Set down each line of the material that follows, exactly, with no pictures.

### RAW RECORDS

===============

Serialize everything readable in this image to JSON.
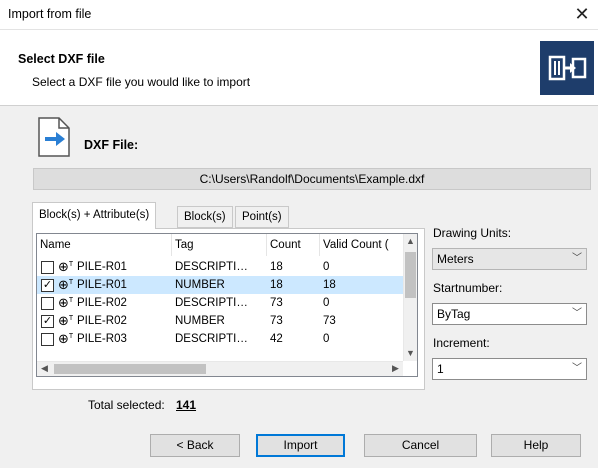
{
  "window": {
    "title": "Import from file",
    "close_glyph": "✕"
  },
  "header": {
    "title": "Select DXF file",
    "subtitle": "Select a DXF file you would like to import",
    "logo_icon": "import-logo-icon"
  },
  "file": {
    "label": "DXF File:",
    "path": "C:\\Users\\Randolf\\Documents\\Example.dxf"
  },
  "tabs": [
    {
      "label": "Block(s) + Attribute(s)",
      "active": true
    },
    {
      "label": "Block(s)",
      "active": false
    },
    {
      "label": "Point(s)",
      "active": false
    }
  ],
  "table": {
    "columns": [
      "Name",
      "Tag",
      "Count",
      "Valid Count ("
    ],
    "rows": [
      {
        "checked": false,
        "name": "PILE-R01",
        "tag": "DESCRIPTI…",
        "count": "18",
        "valid": "0",
        "selected": false
      },
      {
        "checked": true,
        "name": "PILE-R01",
        "tag": "NUMBER",
        "count": "18",
        "valid": "18",
        "selected": true
      },
      {
        "checked": false,
        "name": "PILE-R02",
        "tag": "DESCRIPTI…",
        "count": "73",
        "valid": "0",
        "selected": false
      },
      {
        "checked": true,
        "name": "PILE-R02",
        "tag": "NUMBER",
        "count": "73",
        "valid": "73",
        "selected": false
      },
      {
        "checked": false,
        "name": "PILE-R03",
        "tag": "DESCRIPTI…",
        "count": "42",
        "valid": "0",
        "selected": false
      }
    ]
  },
  "side": {
    "drawing_units_label": "Drawing Units:",
    "drawing_units_value": "Meters",
    "startnumber_label": "Startnumber:",
    "startnumber_value": "ByTag",
    "increment_label": "Increment:",
    "increment_value": "1"
  },
  "summary": {
    "label": "Total selected:",
    "value": "141"
  },
  "buttons": {
    "back": "< Back",
    "import": "Import",
    "cancel": "Cancel",
    "help": "Help"
  }
}
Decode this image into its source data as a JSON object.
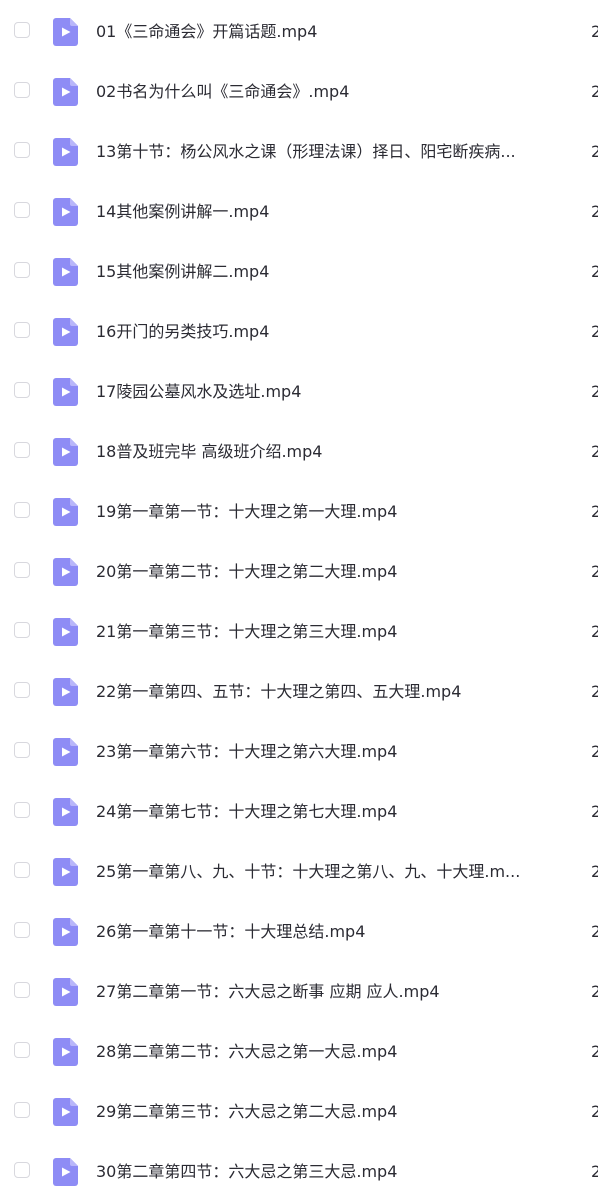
{
  "colors": {
    "icon_fill": "#8e8cf5",
    "icon_fold": "#b9b7fa",
    "text": "#2b2b33",
    "checkbox_border": "#d8d8de"
  },
  "icons": {
    "file": "video-file-icon"
  },
  "files": [
    {
      "name": "01《三命通会》开篇话题.mp4",
      "size": "2"
    },
    {
      "name": "02书名为什么叫《三命通会》.mp4",
      "size": "2"
    },
    {
      "name": "13第十节：杨公风水之课（形理法课）择日、阳宅断疾病...",
      "size": "2"
    },
    {
      "name": "14其他案例讲解一.mp4",
      "size": "2"
    },
    {
      "name": "15其他案例讲解二.mp4",
      "size": "2"
    },
    {
      "name": "16开门的另类技巧.mp4",
      "size": "2"
    },
    {
      "name": "17陵园公墓风水及选址.mp4",
      "size": "2"
    },
    {
      "name": "18普及班完毕 高级班介绍.mp4",
      "size": "2"
    },
    {
      "name": "19第一章第一节：十大理之第一大理.mp4",
      "size": "2"
    },
    {
      "name": "20第一章第二节：十大理之第二大理.mp4",
      "size": "2"
    },
    {
      "name": "21第一章第三节：十大理之第三大理.mp4",
      "size": "2"
    },
    {
      "name": "22第一章第四、五节：十大理之第四、五大理.mp4",
      "size": "2"
    },
    {
      "name": "23第一章第六节：十大理之第六大理.mp4",
      "size": "2"
    },
    {
      "name": "24第一章第七节：十大理之第七大理.mp4",
      "size": "2"
    },
    {
      "name": "25第一章第八、九、十节：十大理之第八、九、十大理.m...",
      "size": "2"
    },
    {
      "name": "26第一章第十一节：十大理总结.mp4",
      "size": "2"
    },
    {
      "name": "27第二章第一节：六大忌之断事 应期 应人.mp4",
      "size": "2"
    },
    {
      "name": "28第二章第二节：六大忌之第一大忌.mp4",
      "size": "2"
    },
    {
      "name": "29第二章第三节：六大忌之第二大忌.mp4",
      "size": "2"
    },
    {
      "name": "30第二章第四节：六大忌之第三大忌.mp4",
      "size": "2"
    }
  ]
}
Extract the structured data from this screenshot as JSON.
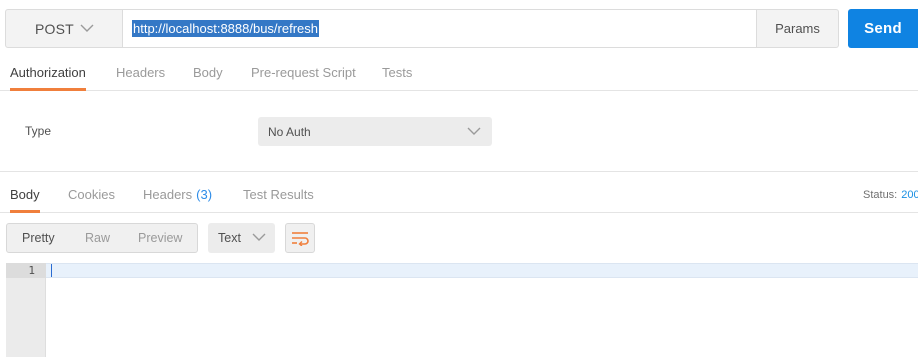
{
  "request": {
    "method": "POST",
    "url": "http://localhost:8888/bus/refresh",
    "params_label": "Params",
    "send_label": "Send"
  },
  "request_tabs": [
    {
      "label": "Authorization",
      "active": true
    },
    {
      "label": "Headers",
      "active": false
    },
    {
      "label": "Body",
      "active": false
    },
    {
      "label": "Pre-request Script",
      "active": false
    },
    {
      "label": "Tests",
      "active": false
    }
  ],
  "auth": {
    "type_label": "Type",
    "type_value": "No Auth"
  },
  "response_tabs": [
    {
      "label": "Body",
      "active": true
    },
    {
      "label": "Cookies",
      "active": false
    },
    {
      "label": "Headers",
      "count": "(3)",
      "active": false
    },
    {
      "label": "Test Results",
      "active": false
    }
  ],
  "status": {
    "label": "Status:",
    "value": "200"
  },
  "view_modes": [
    {
      "label": "Pretty",
      "active": true
    },
    {
      "label": "Raw",
      "active": false
    },
    {
      "label": "Preview",
      "active": false
    }
  ],
  "format": {
    "value": "Text"
  },
  "editor": {
    "line_numbers": [
      "1"
    ]
  },
  "icons": {
    "method_chevron": "chevron-down-icon",
    "auth_chevron": "chevron-down-icon",
    "format_chevron": "chevron-down-icon",
    "wrap": "wrap-lines-icon"
  },
  "colors": {
    "accent": "#f07f3c",
    "send": "#0f83e2",
    "selection": "#3478c6",
    "count": "#2d8ce8"
  }
}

===============

### REPLY TO THE TASK
Serialize everything readable in this image to JSON.
{
  "window": {
    "title": "Import from file",
    "close_glyph": "✕"
  },
  "header": {
    "title": "Select DXF file",
    "subtitle": "Select a DXF file you would like to import",
    "logo_icon": "import-logo-icon"
  },
  "file": {
    "label": "DXF File:",
    "path": "C:\\Users\\Randolf\\Documents\\Example.dxf"
  },
  "tabs": [
    {
      "label": "Block(s) + Attribute(s)",
      "active": true
    },
    {
      "label": "Block(s)",
      "active": false
    },
    {
      "label": "Point(s)",
      "active": false
    }
  ],
  "table": {
    "columns": [
      "Name",
      "Tag",
      "Count",
      "Valid Count ("
    ],
    "rows": [
      {
        "checked": false,
        "name": "PILE-R01",
        "tag": "DESCRIPTI…",
        "count": "18",
        "valid": "0",
        "selected": false
      },
      {
        "checked": true,
        "name": "PILE-R01",
        "tag": "NUMBER",
        "count": "18",
        "valid": "18",
        "selected": true
      },
      {
        "checked": false,
        "name": "PILE-R02",
        "tag": "DESCRIPTI…",
        "count": "73",
        "valid": "0",
        "selected": false
      },
      {
        "checked": true,
        "name": "PILE-R02",
        "tag": "NUMBER",
        "count": "73",
        "valid": "73",
        "selected": false
      },
      {
        "checked": false,
        "name": "PILE-R03",
        "tag": "DESCRIPTI…",
        "count": "42",
        "valid": "0",
        "selected": false
      }
    ]
  },
  "side": {
    "drawing_units_label": "Drawing Units:",
    "drawing_units_value": "Meters",
    "startnumber_label": "Startnumber:",
    "startnumber_value": "ByTag",
    "increment_label": "Increment:",
    "increment_value": "1"
  },
  "summary": {
    "label": "Total selected:",
    "value": "141"
  },
  "buttons": {
    "back": "< Back",
    "import": "Import",
    "cancel": "Cancel",
    "help": "Help"
  }
}
Decode this image into its source data as a JSON object.
{
  "colors": {
    "icon_fill": "#8e8cf5",
    "icon_fold": "#b9b7fa",
    "text": "#2b2b33",
    "checkbox_border": "#d8d8de"
  },
  "icons": {
    "file": "video-file-icon"
  },
  "files": [
    {
      "name": "01《三命通会》开篇话题.mp4",
      "size": "2"
    },
    {
      "name": "02书名为什么叫《三命通会》.mp4",
      "size": "2"
    },
    {
      "name": "13第十节：杨公风水之课（形理法课）择日、阳宅断疾病...",
      "size": "2"
    },
    {
      "name": "14其他案例讲解一.mp4",
      "size": "2"
    },
    {
      "name": "15其他案例讲解二.mp4",
      "size": "2"
    },
    {
      "name": "16开门的另类技巧.mp4",
      "size": "2"
    },
    {
      "name": "17陵园公墓风水及选址.mp4",
      "size": "2"
    },
    {
      "name": "18普及班完毕 高级班介绍.mp4",
      "size": "2"
    },
    {
      "name": "19第一章第一节：十大理之第一大理.mp4",
      "size": "2"
    },
    {
      "name": "20第一章第二节：十大理之第二大理.mp4",
      "size": "2"
    },
    {
      "name": "21第一章第三节：十大理之第三大理.mp4",
      "size": "2"
    },
    {
      "name": "22第一章第四、五节：十大理之第四、五大理.mp4",
      "size": "2"
    },
    {
      "name": "23第一章第六节：十大理之第六大理.mp4",
      "size": "2"
    },
    {
      "name": "24第一章第七节：十大理之第七大理.mp4",
      "size": "2"
    },
    {
      "name": "25第一章第八、九、十节：十大理之第八、九、十大理.m...",
      "size": "2"
    },
    {
      "name": "26第一章第十一节：十大理总结.mp4",
      "size": "2"
    },
    {
      "name": "27第二章第一节：六大忌之断事 应期 应人.mp4",
      "size": "2"
    },
    {
      "name": "28第二章第二节：六大忌之第一大忌.mp4",
      "size": "2"
    },
    {
      "name": "29第二章第三节：六大忌之第二大忌.mp4",
      "size": "2"
    },
    {
      "name": "30第二章第四节：六大忌之第三大忌.mp4",
      "size": "2"
    }
  ]
}
Extract the structured data from this screenshot as JSON.
{
  "request": {
    "method": "POST",
    "url": "http://localhost:8888/bus/refresh",
    "params_label": "Params",
    "send_label": "Send"
  },
  "request_tabs": [
    {
      "label": "Authorization",
      "active": true
    },
    {
      "label": "Headers",
      "active": false
    },
    {
      "label": "Body",
      "active": false
    },
    {
      "label": "Pre-request Script",
      "active": false
    },
    {
      "label": "Tests",
      "active": false
    }
  ],
  "auth": {
    "type_label": "Type",
    "type_value": "No Auth"
  },
  "response_tabs": [
    {
      "label": "Body",
      "active": true
    },
    {
      "label": "Cookies",
      "active": false
    },
    {
      "label": "Headers",
      "count": "(3)",
      "active": false
    },
    {
      "label": "Test Results",
      "active": false
    }
  ],
  "status": {
    "label": "Status:",
    "value": "200"
  },
  "view_modes": [
    {
      "label": "Pretty",
      "active": true
    },
    {
      "label": "Raw",
      "active": false
    },
    {
      "label": "Preview",
      "active": false
    }
  ],
  "format": {
    "value": "Text"
  },
  "editor": {
    "line_numbers": [
      "1"
    ]
  },
  "icons": {
    "method_chevron": "chevron-down-icon",
    "auth_chevron": "chevron-down-icon",
    "format_chevron": "chevron-down-icon",
    "wrap": "wrap-lines-icon"
  },
  "colors": {
    "accent": "#f07f3c",
    "send": "#0f83e2",
    "selection": "#3478c6",
    "count": "#2d8ce8"
  }
}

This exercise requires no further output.